__WHAT IS REQUIRED__
Give the entries again, word for word.
--- BEGIN ---
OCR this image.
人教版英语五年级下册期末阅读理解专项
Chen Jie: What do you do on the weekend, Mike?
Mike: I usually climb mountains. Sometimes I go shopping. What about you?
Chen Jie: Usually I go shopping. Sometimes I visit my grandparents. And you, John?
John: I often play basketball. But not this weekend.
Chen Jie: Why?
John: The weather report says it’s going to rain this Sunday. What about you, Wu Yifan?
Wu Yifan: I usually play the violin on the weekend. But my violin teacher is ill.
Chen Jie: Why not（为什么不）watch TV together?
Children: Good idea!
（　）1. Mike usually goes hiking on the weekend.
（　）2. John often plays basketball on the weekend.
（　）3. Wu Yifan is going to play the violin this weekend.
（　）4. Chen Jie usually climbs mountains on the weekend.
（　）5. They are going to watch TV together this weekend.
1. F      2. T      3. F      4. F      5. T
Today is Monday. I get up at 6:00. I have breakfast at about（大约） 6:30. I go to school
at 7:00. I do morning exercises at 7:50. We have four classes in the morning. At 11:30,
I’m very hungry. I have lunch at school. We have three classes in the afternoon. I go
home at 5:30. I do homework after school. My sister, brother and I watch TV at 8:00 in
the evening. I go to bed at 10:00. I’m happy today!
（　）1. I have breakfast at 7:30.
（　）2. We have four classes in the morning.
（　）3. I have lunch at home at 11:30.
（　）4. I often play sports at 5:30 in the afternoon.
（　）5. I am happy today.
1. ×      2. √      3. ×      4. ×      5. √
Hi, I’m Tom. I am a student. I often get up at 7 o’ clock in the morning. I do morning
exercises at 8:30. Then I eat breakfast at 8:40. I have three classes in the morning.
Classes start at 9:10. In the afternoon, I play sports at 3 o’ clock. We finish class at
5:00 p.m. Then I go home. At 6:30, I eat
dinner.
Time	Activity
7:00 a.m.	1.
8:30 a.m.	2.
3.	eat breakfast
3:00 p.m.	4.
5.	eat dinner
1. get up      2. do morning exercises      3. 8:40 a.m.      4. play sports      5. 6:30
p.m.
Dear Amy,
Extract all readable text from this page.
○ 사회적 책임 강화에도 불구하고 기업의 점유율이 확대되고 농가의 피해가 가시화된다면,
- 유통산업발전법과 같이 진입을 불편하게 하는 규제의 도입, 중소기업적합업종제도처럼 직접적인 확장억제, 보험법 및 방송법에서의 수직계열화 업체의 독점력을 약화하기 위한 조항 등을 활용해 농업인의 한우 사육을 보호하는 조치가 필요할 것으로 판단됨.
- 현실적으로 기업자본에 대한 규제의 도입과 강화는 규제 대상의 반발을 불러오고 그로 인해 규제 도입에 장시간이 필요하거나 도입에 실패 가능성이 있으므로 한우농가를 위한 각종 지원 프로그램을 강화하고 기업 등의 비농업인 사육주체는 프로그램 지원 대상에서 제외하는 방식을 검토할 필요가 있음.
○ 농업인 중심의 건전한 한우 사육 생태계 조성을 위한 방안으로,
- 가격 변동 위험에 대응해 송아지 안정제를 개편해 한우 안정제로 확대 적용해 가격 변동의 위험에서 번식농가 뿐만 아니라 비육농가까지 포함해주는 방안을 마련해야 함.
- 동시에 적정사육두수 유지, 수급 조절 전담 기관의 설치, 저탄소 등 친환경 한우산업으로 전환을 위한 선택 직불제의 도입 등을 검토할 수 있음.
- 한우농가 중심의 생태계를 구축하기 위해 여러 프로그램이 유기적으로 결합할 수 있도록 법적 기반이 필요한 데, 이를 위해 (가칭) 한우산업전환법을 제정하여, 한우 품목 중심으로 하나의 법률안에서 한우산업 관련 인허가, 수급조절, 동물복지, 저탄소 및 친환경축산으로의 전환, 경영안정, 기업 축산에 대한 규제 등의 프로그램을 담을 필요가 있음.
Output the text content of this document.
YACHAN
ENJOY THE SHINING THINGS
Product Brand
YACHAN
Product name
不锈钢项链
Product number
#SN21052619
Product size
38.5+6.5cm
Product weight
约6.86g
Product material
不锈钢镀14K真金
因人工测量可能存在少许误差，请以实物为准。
--- END ---
__RESULT FOR THIS TASK__
OCR this image.
人教版英语五年级下册期末阅读理解专项
Chen Jie: What do you do on the weekend, Mike?
Mike: I usually climb mountains. Sometimes I go shopping. What about you?
Chen Jie: Usually I go shopping. Sometimes I visit my grandparents. And you, John?
John: I often play basketball. But not this weekend.
Chen Jie: Why?
John: The weather report says it’s going to rain this Sunday. What about you, Wu Yifan?
Wu Yifan: I usually play the violin on the weekend. But my violin teacher is ill.
Chen Jie: Why not（为什么不）watch TV together?
Children: Good idea!
（　）1. Mike usually goes hiking on the weekend.
（　）2. John often plays basketball on the weekend.
（　）3. Wu Yifan is going to play the violin this weekend.
（　）4. Chen Jie usually climbs mountains on the weekend.
（　）5. They are going to watch TV together this weekend.
1. F      2. T      3. F      4. F      5. T
Today is Monday. I get up at 6:00. I have breakfast at about（大约） 6:30. I go to school
at 7:00. I do morning exercises at 7:50. We have four classes in the morning. At 11:30,
I’m very hungry. I have lunch at school. We have three classes in the afternoon. I go
home at 5:30. I do homework after school. My sister, brother and I watch TV at 8:00 in
the evening. I go to bed at 10:00. I’m happy today!
（　）1. I have breakfast at 7:30.
（　）2. We have four classes in the morning.
（　）3. I have lunch at home at 11:30.
（　）4. I often play sports at 5:30 in the afternoon.
（　）5. I am happy today.
1. ×      2. √      3. ×      4. ×      5. √
Hi, I’m Tom. I am a student. I often get up at 7 o’ clock in the morning. I do morning
exercises at 8:30. Then I eat breakfast at 8:40. I have three classes in the morning.
Classes start at 9:10. In the afternoon, I play sports at 3 o’ clock. We finish class at
5:00 p.m. Then I go home. At 6:30, I eat
dinner.
Time	Activity
7:00 a.m.	1.
8:30 a.m.	2.
3.	eat breakfast
3:00 p.m.	4.
5.	eat dinner
1. get up      2. do morning exercises      3. 8:40 a.m.      4. play sports      5. 6:30
p.m.
Dear Amy,
Extract all readable text from this page.
○ 사회적 책임 강화에도 불구하고 기업의 점유율이 확대되고 농가의 피해가 가시화된다면,
- 유통산업발전법과 같이 진입을 불편하게 하는 규제의 도입, 중소기업적합업종제도처럼 직접적인 확장억제, 보험법 및 방송법에서의 수직계열화 업체의 독점력을 약화하기 위한 조항 등을 활용해 농업인의 한우 사육을 보호하는 조치가 필요할 것으로 판단됨.
- 현실적으로 기업자본에 대한 규제의 도입과 강화는 규제 대상의 반발을 불러오고 그로 인해 규제 도입에 장시간이 필요하거나 도입에 실패 가능성이 있으므로 한우농가를 위한 각종 지원 프로그램을 강화하고 기업 등의 비농업인 사육주체는 프로그램 지원 대상에서 제외하는 방식을 검토할 필요가 있음.
○ 농업인 중심의 건전한 한우 사육 생태계 조성을 위한 방안으로,
- 가격 변동 위험에 대응해 송아지 안정제를 개편해 한우 안정제로 확대 적용해 가격 변동의 위험에서 번식농가 뿐만 아니라 비육농가까지 포함해주는 방안을 마련해야 함.
- 동시에 적정사육두수 유지, 수급 조절 전담 기관의 설치, 저탄소 등 친환경 한우산업으로 전환을 위한 선택 직불제의 도입 등을 검토할 수 있음.
- 한우농가 중심의 생태계를 구축하기 위해 여러 프로그램이 유기적으로 결합할 수 있도록 법적 기반이 필요한 데, 이를 위해 (가칭) 한우산업전환법을 제정하여, 한우 품목 중심으로 하나의 법률안에서 한우산업 관련 인허가, 수급조절, 동물복지, 저탄소 및 친환경축산으로의 전환, 경영안정, 기업 축산에 대한 규제 등의 프로그램을 담을 필요가 있음.
Output the text content of this document.
YACHAN
ENJOY THE SHINING THINGS
Product Brand
YACHAN
Product name
不锈钢项链
Product number
#SN21052619
Product size
38.5+6.5cm
Product weight
约6.86g
Product material
不锈钢镀14K真金
因人工测量可能存在少许误差，请以实物为准。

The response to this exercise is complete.